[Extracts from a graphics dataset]
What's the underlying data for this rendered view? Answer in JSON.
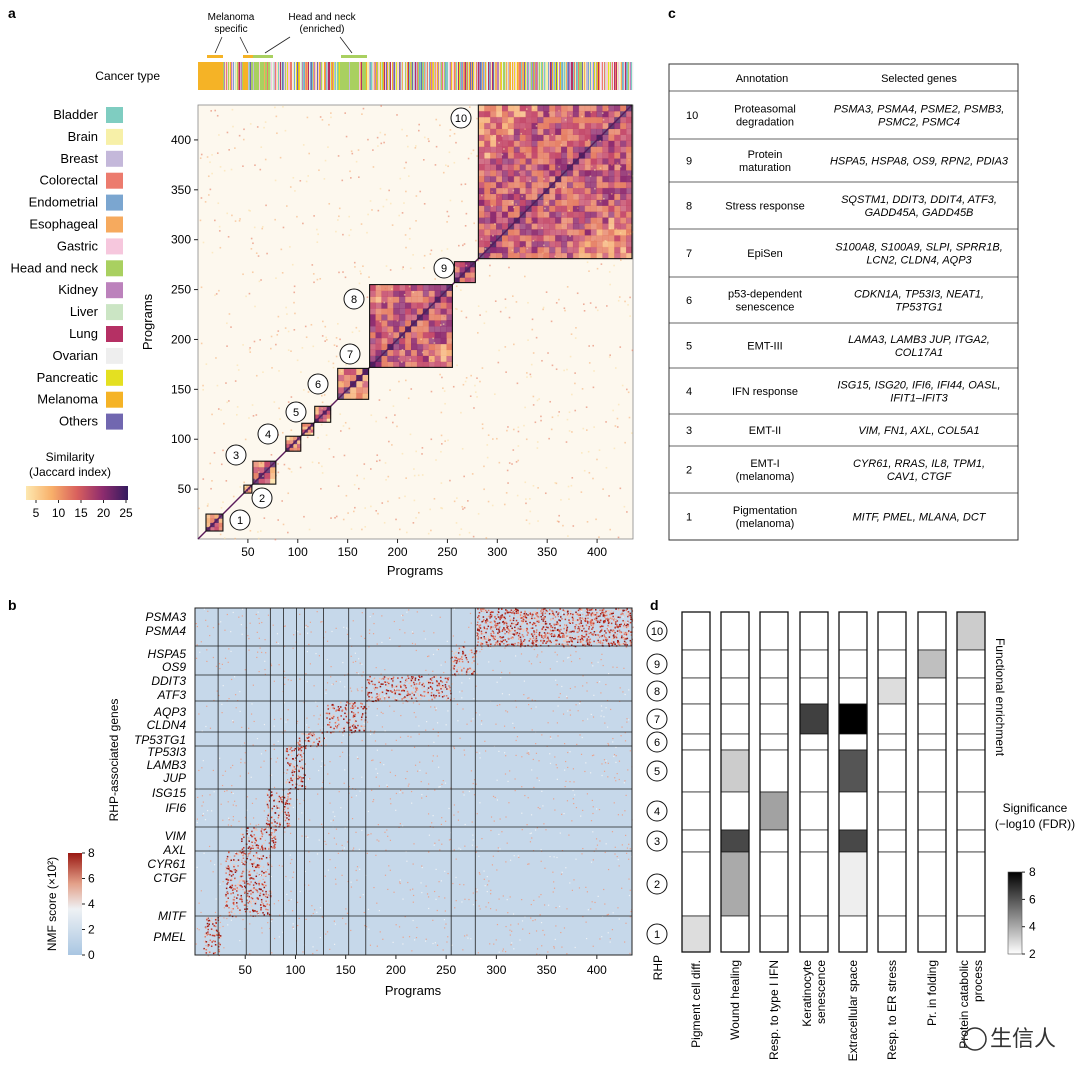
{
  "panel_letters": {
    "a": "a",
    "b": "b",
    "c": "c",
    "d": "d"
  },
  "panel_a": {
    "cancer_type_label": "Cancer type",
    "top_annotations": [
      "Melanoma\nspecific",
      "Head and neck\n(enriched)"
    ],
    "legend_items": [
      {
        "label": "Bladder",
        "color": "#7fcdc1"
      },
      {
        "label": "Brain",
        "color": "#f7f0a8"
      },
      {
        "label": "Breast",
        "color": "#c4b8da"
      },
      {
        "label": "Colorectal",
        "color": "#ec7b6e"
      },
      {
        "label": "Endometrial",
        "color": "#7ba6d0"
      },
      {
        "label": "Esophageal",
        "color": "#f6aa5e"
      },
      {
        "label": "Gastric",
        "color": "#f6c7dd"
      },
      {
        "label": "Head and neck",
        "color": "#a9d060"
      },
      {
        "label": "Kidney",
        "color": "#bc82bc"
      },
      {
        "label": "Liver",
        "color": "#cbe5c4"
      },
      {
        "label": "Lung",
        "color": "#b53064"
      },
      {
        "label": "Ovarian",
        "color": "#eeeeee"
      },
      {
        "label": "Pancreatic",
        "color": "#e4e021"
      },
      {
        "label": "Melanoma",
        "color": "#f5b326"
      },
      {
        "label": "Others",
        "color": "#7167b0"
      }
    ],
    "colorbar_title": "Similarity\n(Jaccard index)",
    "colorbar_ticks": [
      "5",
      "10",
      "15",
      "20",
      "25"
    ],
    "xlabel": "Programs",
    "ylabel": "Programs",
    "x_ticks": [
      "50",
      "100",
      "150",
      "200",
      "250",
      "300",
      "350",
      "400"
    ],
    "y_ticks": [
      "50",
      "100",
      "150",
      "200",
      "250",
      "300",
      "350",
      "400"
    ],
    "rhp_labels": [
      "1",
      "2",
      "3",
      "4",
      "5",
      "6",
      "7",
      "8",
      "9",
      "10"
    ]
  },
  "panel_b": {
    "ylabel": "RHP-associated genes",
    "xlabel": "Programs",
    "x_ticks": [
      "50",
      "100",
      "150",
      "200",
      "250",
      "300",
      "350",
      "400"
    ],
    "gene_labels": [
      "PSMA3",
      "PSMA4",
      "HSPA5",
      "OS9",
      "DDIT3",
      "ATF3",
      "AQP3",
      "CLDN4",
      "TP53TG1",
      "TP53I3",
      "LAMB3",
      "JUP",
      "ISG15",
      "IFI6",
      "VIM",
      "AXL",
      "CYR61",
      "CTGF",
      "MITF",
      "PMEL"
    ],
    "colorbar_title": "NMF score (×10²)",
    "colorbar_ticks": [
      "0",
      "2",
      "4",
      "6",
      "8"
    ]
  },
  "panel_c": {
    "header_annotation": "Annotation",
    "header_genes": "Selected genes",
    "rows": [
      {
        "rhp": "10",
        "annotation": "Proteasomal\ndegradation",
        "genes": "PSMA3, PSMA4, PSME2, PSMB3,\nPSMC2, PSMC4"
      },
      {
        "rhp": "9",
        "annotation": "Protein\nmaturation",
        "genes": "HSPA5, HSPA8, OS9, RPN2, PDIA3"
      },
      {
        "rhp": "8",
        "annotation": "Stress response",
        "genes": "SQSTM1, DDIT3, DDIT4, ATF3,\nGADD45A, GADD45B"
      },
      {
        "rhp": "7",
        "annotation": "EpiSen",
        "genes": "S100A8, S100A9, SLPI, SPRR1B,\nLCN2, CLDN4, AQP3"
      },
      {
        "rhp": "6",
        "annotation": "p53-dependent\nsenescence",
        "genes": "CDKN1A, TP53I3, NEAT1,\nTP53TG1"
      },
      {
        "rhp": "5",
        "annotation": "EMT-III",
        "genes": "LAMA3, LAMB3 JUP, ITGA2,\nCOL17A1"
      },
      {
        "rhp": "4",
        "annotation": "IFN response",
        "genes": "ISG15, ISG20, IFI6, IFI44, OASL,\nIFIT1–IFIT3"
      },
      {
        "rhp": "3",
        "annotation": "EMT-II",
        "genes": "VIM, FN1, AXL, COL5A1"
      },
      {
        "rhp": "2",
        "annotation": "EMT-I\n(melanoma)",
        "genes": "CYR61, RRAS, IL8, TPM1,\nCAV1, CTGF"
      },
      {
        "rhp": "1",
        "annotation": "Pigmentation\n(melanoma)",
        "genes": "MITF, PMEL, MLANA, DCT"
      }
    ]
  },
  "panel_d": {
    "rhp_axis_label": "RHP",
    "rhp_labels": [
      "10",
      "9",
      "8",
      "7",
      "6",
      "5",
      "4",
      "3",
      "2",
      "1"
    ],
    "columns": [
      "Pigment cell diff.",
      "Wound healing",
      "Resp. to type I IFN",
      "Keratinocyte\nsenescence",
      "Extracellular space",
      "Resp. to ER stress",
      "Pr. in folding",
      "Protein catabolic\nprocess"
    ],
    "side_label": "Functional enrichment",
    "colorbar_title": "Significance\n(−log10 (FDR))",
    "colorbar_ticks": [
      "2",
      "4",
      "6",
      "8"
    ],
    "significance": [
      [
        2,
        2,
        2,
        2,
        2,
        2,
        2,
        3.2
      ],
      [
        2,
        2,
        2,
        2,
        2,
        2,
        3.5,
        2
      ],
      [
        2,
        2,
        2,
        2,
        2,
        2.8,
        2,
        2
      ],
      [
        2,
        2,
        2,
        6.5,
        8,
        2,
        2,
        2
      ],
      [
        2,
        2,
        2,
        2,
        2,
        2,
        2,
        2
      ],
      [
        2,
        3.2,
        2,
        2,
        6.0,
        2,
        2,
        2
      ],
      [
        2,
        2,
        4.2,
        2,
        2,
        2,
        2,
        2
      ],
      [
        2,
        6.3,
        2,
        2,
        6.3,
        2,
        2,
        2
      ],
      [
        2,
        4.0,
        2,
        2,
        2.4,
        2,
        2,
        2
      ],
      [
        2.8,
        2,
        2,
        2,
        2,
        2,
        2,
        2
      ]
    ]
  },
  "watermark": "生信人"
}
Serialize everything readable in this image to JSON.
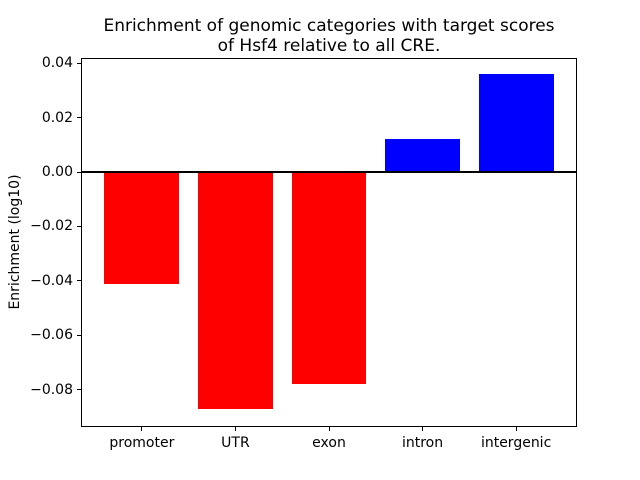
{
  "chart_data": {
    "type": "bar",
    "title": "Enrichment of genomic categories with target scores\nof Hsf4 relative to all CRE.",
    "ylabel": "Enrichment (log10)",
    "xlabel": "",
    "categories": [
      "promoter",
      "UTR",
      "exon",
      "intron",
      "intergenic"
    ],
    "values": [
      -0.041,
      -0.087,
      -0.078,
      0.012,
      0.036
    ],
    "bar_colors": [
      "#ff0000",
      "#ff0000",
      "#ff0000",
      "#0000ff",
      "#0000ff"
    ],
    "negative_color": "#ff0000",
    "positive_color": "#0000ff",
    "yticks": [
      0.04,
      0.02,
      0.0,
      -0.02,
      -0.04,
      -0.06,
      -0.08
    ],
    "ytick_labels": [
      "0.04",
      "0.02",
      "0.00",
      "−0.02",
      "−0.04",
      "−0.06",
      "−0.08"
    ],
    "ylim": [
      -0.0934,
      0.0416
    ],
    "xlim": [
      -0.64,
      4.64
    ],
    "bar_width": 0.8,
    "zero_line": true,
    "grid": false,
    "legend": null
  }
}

** Problem requirements **
Please reproduce the records above exactly and leave any picture behind.

** Output below **
What's the underlying data for this rendered view? Answer in JSON.
{
  "panel_letters": {
    "a": "a",
    "b": "b",
    "c": "c",
    "d": "d"
  },
  "panel_a": {
    "cancer_type_label": "Cancer type",
    "top_annotations": [
      "Melanoma\nspecific",
      "Head and neck\n(enriched)"
    ],
    "legend_items": [
      {
        "label": "Bladder",
        "color": "#7fcdc1"
      },
      {
        "label": "Brain",
        "color": "#f7f0a8"
      },
      {
        "label": "Breast",
        "color": "#c4b8da"
      },
      {
        "label": "Colorectal",
        "color": "#ec7b6e"
      },
      {
        "label": "Endometrial",
        "color": "#7ba6d0"
      },
      {
        "label": "Esophageal",
        "color": "#f6aa5e"
      },
      {
        "label": "Gastric",
        "color": "#f6c7dd"
      },
      {
        "label": "Head and neck",
        "color": "#a9d060"
      },
      {
        "label": "Kidney",
        "color": "#bc82bc"
      },
      {
        "label": "Liver",
        "color": "#cbe5c4"
      },
      {
        "label": "Lung",
        "color": "#b53064"
      },
      {
        "label": "Ovarian",
        "color": "#eeeeee"
      },
      {
        "label": "Pancreatic",
        "color": "#e4e021"
      },
      {
        "label": "Melanoma",
        "color": "#f5b326"
      },
      {
        "label": "Others",
        "color": "#7167b0"
      }
    ],
    "colorbar_title": "Similarity\n(Jaccard index)",
    "colorbar_ticks": [
      "5",
      "10",
      "15",
      "20",
      "25"
    ],
    "xlabel": "Programs",
    "ylabel": "Programs",
    "x_ticks": [
      "50",
      "100",
      "150",
      "200",
      "250",
      "300",
      "350",
      "400"
    ],
    "y_ticks": [
      "50",
      "100",
      "150",
      "200",
      "250",
      "300",
      "350",
      "400"
    ],
    "rhp_labels": [
      "1",
      "2",
      "3",
      "4",
      "5",
      "6",
      "7",
      "8",
      "9",
      "10"
    ]
  },
  "panel_b": {
    "ylabel": "RHP-associated genes",
    "xlabel": "Programs",
    "x_ticks": [
      "50",
      "100",
      "150",
      "200",
      "250",
      "300",
      "350",
      "400"
    ],
    "gene_labels": [
      "PSMA3",
      "PSMA4",
      "HSPA5",
      "OS9",
      "DDIT3",
      "ATF3",
      "AQP3",
      "CLDN4",
      "TP53TG1",
      "TP53I3",
      "LAMB3",
      "JUP",
      "ISG15",
      "IFI6",
      "VIM",
      "AXL",
      "CYR61",
      "CTGF",
      "MITF",
      "PMEL"
    ],
    "colorbar_title": "NMF score (×10²)",
    "colorbar_ticks": [
      "0",
      "2",
      "4",
      "6",
      "8"
    ]
  },
  "panel_c": {
    "header_annotation": "Annotation",
    "header_genes": "Selected genes",
    "rows": [
      {
        "rhp": "10",
        "annotation": "Proteasomal\ndegradation",
        "genes": "PSMA3, PSMA4, PSME2, PSMB3,\nPSMC2, PSMC4"
      },
      {
        "rhp": "9",
        "annotation": "Protein\nmaturation",
        "genes": "HSPA5, HSPA8, OS9, RPN2, PDIA3"
      },
      {
        "rhp": "8",
        "annotation": "Stress response",
        "genes": "SQSTM1, DDIT3, DDIT4, ATF3,\nGADD45A, GADD45B"
      },
      {
        "rhp": "7",
        "annotation": "EpiSen",
        "genes": "S100A8, S100A9, SLPI, SPRR1B,\nLCN2, CLDN4, AQP3"
      },
      {
        "rhp": "6",
        "annotation": "p53-dependent\nsenescence",
        "genes": "CDKN1A, TP53I3, NEAT1,\nTP53TG1"
      },
      {
        "rhp": "5",
        "annotation": "EMT-III",
        "genes": "LAMA3, LAMB3 JUP, ITGA2,\nCOL17A1"
      },
      {
        "rhp": "4",
        "annotation": "IFN response",
        "genes": "ISG15, ISG20, IFI6, IFI44, OASL,\nIFIT1–IFIT3"
      },
      {
        "rhp": "3",
        "annotation": "EMT-II",
        "genes": "VIM, FN1, AXL, COL5A1"
      },
      {
        "rhp": "2",
        "annotation": "EMT-I\n(melanoma)",
        "genes": "CYR61, RRAS, IL8, TPM1,\nCAV1, CTGF"
      },
      {
        "rhp": "1",
        "annotation": "Pigmentation\n(melanoma)",
        "genes": "MITF, PMEL, MLANA, DCT"
      }
    ]
  },
  "panel_d": {
    "rhp_axis_label": "RHP",
    "rhp_labels": [
      "10",
      "9",
      "8",
      "7",
      "6",
      "5",
      "4",
      "3",
      "2",
      "1"
    ],
    "columns": [
      "Pigment cell diff.",
      "Wound healing",
      "Resp. to type I IFN",
      "Keratinocyte\nsenescence",
      "Extracellular space",
      "Resp. to ER stress",
      "Pr. in folding",
      "Protein catabolic\nprocess"
    ],
    "side_label": "Functional enrichment",
    "colorbar_title": "Significance\n(−log10 (FDR))",
    "colorbar_ticks": [
      "2",
      "4",
      "6",
      "8"
    ],
    "significance": [
      [
        2,
        2,
        2,
        2,
        2,
        2,
        2,
        3.2
      ],
      [
        2,
        2,
        2,
        2,
        2,
        2,
        3.5,
        2
      ],
      [
        2,
        2,
        2,
        2,
        2,
        2.8,
        2,
        2
      ],
      [
        2,
        2,
        2,
        6.5,
        8,
        2,
        2,
        2
      ],
      [
        2,
        2,
        2,
        2,
        2,
        2,
        2,
        2
      ],
      [
        2,
        3.2,
        2,
        2,
        6.0,
        2,
        2,
        2
      ],
      [
        2,
        2,
        4.2,
        2,
        2,
        2,
        2,
        2
      ],
      [
        2,
        6.3,
        2,
        2,
        6.3,
        2,
        2,
        2
      ],
      [
        2,
        4.0,
        2,
        2,
        2.4,
        2,
        2,
        2
      ],
      [
        2.8,
        2,
        2,
        2,
        2,
        2,
        2,
        2
      ]
    ]
  },
  "watermark": "生信人"
}
Serialize everything readable in this image to JSON.
{
  "chart_data": {
    "type": "bar",
    "title": "Enrichment of genomic categories with target scores\nof Hsf4 relative to all CRE.",
    "ylabel": "Enrichment (log10)",
    "xlabel": "",
    "categories": [
      "promoter",
      "UTR",
      "exon",
      "intron",
      "intergenic"
    ],
    "values": [
      -0.041,
      -0.087,
      -0.078,
      0.012,
      0.036
    ],
    "bar_colors": [
      "#ff0000",
      "#ff0000",
      "#ff0000",
      "#0000ff",
      "#0000ff"
    ],
    "negative_color": "#ff0000",
    "positive_color": "#0000ff",
    "yticks": [
      0.04,
      0.02,
      0.0,
      -0.02,
      -0.04,
      -0.06,
      -0.08
    ],
    "ytick_labels": [
      "0.04",
      "0.02",
      "0.00",
      "−0.02",
      "−0.04",
      "−0.06",
      "−0.08"
    ],
    "ylim": [
      -0.0934,
      0.0416
    ],
    "xlim": [
      -0.64,
      4.64
    ],
    "bar_width": 0.8,
    "zero_line": true,
    "grid": false,
    "legend": null
  }
}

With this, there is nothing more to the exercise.